The task — For each line that holds "นสรรหาและเล", copy the line out.

— START OF Records —

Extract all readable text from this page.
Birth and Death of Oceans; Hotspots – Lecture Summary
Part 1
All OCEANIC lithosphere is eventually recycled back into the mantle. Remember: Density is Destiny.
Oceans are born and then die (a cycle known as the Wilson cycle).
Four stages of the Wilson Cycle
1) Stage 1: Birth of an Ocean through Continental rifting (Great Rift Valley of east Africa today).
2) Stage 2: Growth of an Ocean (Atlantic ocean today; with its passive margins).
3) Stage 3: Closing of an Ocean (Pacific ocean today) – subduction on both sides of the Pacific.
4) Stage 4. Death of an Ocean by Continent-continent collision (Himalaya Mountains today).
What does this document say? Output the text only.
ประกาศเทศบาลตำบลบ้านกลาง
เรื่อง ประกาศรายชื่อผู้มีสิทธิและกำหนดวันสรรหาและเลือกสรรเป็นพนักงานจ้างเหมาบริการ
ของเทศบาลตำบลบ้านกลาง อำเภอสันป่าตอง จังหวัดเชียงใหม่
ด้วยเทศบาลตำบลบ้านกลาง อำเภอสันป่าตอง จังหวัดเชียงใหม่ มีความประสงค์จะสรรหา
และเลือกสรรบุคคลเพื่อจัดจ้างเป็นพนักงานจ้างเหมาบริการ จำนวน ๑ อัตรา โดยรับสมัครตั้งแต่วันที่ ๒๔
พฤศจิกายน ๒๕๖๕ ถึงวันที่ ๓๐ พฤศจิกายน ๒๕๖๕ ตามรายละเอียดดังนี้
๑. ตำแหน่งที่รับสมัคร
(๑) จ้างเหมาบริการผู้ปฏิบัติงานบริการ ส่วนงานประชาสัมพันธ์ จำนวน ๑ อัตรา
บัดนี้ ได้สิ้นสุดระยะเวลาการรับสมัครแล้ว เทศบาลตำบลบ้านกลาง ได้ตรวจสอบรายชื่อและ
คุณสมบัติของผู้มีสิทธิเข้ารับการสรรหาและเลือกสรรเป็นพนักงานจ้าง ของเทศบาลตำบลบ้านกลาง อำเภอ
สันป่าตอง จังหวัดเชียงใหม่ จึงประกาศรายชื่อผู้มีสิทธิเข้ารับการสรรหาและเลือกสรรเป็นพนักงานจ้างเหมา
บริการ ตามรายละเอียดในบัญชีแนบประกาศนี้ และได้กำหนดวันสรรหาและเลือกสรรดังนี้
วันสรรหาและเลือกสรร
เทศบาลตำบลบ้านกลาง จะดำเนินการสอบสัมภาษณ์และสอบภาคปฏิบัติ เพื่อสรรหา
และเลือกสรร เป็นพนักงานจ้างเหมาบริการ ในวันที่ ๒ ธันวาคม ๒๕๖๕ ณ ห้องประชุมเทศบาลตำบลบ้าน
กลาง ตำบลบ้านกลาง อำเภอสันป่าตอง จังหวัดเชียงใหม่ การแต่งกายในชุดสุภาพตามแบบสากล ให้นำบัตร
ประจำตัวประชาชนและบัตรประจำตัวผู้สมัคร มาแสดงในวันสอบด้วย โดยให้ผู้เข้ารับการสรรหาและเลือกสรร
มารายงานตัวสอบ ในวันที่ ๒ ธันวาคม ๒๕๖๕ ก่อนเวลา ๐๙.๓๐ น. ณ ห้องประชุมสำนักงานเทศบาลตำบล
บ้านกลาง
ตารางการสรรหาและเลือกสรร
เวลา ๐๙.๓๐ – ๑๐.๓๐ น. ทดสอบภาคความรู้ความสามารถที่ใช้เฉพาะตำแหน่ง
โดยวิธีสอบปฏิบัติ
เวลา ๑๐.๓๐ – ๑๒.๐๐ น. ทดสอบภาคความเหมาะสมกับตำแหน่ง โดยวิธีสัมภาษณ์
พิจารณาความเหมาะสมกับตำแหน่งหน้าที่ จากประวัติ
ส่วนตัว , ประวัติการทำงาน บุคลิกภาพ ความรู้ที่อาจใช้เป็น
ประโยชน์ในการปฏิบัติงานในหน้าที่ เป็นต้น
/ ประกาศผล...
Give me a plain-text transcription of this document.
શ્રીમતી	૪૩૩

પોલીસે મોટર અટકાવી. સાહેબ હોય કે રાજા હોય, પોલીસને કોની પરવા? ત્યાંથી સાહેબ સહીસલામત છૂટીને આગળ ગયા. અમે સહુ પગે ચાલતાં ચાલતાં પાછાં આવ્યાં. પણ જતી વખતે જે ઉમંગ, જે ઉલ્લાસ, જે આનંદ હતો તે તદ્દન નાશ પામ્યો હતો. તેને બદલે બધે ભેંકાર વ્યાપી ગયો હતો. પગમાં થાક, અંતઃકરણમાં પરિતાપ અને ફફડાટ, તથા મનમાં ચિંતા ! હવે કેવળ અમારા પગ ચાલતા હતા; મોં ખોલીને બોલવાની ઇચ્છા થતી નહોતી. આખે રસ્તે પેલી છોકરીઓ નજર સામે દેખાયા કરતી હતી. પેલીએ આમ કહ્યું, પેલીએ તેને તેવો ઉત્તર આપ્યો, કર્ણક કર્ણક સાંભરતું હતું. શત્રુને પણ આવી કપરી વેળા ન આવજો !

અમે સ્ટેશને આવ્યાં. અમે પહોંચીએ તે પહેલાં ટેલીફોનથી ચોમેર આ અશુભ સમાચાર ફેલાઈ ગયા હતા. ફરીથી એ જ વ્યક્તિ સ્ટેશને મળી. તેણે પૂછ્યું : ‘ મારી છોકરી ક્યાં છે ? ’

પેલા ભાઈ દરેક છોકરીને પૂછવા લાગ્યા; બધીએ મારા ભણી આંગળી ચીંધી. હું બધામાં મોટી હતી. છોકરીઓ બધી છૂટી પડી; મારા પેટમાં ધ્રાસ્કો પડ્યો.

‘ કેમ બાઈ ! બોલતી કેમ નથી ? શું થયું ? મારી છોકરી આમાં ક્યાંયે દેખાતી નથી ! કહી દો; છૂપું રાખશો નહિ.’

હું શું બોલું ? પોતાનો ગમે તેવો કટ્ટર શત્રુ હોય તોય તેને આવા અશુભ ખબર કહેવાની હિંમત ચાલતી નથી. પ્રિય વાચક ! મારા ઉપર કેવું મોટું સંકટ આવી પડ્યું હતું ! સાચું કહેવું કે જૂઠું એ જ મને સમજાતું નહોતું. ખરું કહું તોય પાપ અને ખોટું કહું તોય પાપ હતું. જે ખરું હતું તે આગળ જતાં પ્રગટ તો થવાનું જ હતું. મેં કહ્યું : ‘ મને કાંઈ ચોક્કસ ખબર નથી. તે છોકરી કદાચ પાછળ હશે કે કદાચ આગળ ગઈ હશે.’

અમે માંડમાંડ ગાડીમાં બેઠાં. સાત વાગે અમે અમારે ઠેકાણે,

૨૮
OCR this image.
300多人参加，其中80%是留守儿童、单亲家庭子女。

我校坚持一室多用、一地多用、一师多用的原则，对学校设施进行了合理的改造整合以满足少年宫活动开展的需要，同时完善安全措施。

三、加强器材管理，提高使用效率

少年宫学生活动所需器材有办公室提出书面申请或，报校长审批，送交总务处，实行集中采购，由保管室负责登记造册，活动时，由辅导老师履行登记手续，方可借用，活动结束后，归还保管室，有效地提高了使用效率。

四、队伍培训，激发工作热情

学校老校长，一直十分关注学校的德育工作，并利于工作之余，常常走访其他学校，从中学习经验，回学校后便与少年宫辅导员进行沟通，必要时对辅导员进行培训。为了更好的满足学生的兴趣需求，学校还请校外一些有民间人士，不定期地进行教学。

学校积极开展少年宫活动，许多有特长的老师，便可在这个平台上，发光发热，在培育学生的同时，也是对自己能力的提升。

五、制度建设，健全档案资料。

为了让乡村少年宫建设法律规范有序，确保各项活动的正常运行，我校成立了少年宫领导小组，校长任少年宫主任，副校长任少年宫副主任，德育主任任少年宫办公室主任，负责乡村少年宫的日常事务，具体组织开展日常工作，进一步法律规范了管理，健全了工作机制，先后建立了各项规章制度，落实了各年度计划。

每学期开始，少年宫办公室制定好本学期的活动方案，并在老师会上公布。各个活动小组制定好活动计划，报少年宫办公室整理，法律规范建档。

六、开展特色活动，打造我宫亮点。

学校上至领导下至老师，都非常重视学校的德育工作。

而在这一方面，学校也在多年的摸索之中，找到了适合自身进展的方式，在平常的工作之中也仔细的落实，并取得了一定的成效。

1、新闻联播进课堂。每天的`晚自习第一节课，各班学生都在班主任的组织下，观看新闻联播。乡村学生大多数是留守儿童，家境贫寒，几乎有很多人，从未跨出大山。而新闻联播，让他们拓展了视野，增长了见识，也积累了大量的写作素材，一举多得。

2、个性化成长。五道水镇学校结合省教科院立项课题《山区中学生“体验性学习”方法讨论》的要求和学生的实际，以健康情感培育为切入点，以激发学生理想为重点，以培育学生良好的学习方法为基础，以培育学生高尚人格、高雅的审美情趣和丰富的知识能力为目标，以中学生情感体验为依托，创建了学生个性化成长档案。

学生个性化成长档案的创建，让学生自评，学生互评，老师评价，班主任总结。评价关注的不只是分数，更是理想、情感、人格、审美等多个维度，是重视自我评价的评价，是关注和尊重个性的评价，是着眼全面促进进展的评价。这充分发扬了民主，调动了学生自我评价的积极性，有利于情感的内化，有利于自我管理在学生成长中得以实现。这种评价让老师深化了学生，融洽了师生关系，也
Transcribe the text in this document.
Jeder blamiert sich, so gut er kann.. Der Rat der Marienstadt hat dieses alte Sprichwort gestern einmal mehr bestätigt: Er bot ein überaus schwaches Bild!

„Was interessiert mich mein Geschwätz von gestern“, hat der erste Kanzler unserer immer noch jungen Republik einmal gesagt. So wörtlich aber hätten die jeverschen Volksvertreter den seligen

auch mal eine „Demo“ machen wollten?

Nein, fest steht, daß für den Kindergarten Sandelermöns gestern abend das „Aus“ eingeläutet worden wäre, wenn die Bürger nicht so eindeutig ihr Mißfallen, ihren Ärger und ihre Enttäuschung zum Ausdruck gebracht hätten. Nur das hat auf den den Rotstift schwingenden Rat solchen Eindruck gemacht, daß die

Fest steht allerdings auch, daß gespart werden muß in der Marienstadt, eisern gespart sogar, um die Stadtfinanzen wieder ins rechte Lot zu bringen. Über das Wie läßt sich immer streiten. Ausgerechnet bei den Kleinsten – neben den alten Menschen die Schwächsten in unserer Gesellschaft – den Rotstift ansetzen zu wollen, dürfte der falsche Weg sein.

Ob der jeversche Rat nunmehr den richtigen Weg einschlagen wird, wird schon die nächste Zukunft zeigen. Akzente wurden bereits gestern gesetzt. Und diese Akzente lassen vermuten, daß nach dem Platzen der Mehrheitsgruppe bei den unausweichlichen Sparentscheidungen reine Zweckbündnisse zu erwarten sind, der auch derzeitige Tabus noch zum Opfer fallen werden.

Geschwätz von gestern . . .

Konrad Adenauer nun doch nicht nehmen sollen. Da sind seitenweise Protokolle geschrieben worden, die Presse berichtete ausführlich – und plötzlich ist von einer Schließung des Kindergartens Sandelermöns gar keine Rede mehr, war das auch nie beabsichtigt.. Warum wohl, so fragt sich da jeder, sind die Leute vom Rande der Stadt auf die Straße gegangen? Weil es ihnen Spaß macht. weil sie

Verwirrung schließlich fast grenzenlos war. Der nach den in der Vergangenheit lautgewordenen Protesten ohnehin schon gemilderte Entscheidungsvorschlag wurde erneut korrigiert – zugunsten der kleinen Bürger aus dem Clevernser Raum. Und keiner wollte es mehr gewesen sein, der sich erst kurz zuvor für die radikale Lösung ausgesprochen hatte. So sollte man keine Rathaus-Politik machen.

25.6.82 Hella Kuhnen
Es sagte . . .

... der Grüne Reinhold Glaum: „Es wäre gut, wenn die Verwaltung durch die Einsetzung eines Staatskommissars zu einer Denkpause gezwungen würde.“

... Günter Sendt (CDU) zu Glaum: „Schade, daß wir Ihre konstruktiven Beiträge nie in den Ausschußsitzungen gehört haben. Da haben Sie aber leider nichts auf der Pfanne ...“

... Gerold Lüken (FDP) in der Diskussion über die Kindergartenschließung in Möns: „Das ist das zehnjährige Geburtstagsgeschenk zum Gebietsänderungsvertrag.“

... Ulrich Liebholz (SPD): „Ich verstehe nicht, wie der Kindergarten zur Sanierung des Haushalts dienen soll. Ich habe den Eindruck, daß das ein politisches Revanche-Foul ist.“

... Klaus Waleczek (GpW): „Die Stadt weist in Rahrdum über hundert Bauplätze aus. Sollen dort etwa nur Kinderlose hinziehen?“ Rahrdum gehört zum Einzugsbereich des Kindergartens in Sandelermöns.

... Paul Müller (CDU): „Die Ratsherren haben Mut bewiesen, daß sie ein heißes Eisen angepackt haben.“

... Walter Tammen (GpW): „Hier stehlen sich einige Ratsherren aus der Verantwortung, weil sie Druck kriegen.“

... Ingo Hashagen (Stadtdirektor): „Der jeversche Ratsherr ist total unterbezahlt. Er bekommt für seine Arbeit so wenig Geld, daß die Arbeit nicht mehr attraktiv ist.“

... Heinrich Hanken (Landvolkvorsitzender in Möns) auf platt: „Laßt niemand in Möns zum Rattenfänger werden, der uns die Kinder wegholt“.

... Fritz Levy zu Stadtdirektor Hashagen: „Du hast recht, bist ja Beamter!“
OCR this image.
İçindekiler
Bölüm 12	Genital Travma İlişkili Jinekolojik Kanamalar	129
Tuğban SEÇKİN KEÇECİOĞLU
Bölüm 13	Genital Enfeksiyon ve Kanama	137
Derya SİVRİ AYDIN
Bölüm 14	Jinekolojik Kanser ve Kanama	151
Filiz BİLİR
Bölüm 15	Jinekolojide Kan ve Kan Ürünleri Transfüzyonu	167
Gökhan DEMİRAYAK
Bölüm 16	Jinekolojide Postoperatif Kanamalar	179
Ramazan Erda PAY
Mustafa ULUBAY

— END OF Records —

Correct output —
เรื่อง ประกาศรายชื่อผู้มีสิทธิและกำหนดวันสรรหาและเลือกสรรเป็นพนักงานจ้างเหมาบริการ
บริการ ตามรายละเอียดในบัญชีแนบประกาศนี้ และได้กำหนดวันสรรหาและเลือกสรรดังนี้
วันสรรหาและเลือกสรร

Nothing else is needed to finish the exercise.